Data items
· · · · · · ·

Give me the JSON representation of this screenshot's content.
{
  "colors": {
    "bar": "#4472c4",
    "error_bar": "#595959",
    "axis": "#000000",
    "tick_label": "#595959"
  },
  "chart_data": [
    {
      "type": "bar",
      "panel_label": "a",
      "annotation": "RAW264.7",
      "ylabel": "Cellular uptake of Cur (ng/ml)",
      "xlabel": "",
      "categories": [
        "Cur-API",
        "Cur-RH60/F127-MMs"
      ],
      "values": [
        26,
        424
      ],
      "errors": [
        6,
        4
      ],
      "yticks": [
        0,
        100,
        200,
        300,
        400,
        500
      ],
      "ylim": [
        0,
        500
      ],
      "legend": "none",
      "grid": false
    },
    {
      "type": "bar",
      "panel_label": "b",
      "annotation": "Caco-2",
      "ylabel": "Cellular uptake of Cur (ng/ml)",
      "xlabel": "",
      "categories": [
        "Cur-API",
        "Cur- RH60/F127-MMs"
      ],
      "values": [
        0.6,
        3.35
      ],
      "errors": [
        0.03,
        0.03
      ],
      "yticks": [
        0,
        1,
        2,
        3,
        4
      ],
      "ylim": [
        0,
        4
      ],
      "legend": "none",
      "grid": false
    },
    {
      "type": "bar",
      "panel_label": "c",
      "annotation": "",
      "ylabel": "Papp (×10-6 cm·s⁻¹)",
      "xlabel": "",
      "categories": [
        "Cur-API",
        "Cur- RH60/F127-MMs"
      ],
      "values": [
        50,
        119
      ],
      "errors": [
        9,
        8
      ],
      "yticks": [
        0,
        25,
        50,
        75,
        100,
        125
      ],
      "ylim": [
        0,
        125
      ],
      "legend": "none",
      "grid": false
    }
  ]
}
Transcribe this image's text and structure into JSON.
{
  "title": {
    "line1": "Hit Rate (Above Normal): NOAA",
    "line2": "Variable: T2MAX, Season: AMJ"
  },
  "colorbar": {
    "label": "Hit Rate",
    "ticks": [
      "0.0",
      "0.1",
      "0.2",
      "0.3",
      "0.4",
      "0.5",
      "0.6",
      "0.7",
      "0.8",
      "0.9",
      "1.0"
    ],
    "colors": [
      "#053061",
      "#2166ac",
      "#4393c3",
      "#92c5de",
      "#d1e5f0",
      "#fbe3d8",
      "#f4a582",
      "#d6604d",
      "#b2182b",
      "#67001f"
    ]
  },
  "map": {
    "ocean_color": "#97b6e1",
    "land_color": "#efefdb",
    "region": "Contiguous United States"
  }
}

· · · · · · ·

= Directions =
Note how many lines in the material hold the word "annotation", and give that number with nothing added.

= Output =
3